Entries with figure data
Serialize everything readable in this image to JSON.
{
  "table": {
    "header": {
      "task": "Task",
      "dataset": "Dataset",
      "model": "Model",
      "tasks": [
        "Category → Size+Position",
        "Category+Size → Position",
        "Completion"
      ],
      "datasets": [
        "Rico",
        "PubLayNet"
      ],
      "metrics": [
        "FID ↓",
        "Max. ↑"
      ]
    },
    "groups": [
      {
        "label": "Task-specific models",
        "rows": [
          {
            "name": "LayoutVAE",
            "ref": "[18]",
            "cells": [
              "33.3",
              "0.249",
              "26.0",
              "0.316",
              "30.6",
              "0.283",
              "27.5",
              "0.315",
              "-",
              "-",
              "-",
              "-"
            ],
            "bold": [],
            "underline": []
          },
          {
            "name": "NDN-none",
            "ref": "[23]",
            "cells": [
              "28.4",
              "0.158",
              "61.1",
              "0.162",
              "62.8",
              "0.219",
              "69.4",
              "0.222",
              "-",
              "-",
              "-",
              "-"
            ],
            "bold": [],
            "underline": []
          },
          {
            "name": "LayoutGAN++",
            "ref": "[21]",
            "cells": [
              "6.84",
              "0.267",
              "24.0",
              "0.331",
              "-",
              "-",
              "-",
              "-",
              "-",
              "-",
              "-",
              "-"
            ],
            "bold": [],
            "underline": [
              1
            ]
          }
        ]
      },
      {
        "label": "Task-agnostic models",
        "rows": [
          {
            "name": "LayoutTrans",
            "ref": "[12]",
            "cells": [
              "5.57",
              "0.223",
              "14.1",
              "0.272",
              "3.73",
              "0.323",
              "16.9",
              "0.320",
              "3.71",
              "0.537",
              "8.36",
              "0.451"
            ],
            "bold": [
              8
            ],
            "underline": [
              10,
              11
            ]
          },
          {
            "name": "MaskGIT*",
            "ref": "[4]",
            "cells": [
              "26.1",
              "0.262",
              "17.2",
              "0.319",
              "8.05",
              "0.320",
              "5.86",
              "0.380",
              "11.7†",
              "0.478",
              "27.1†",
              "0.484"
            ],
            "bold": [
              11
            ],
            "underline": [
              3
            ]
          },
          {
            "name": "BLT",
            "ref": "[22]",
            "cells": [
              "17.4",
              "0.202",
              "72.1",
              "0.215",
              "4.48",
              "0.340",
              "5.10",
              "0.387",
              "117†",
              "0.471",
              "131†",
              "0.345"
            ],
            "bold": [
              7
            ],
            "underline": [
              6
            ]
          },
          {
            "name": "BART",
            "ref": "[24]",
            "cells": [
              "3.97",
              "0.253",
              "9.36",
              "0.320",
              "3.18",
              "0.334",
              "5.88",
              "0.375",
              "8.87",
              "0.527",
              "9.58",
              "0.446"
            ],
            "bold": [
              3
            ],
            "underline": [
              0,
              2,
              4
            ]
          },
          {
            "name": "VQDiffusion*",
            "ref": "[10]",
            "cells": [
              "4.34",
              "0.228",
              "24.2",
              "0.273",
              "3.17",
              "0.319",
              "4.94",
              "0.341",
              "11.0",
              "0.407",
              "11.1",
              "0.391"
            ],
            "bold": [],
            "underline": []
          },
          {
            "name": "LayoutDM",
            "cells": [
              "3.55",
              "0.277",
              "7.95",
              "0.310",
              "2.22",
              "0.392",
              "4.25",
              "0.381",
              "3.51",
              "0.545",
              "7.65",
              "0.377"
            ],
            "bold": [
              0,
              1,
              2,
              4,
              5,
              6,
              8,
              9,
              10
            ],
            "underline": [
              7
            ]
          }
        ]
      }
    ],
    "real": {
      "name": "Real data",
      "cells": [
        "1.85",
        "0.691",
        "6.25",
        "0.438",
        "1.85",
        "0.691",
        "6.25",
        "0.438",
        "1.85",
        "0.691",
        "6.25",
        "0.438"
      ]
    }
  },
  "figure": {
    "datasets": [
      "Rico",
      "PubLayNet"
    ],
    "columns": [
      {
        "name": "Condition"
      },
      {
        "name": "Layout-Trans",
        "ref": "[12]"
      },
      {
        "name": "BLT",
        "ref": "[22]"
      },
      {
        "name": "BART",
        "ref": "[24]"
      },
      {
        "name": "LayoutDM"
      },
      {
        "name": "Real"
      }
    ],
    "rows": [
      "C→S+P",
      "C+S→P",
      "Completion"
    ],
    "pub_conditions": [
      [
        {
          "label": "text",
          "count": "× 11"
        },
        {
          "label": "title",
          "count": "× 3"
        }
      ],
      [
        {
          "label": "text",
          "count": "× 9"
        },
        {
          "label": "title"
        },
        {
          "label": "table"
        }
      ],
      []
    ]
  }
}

Aim: Find every line holding the word "Size"; give their count and nothing else.

Solution to this problem: 2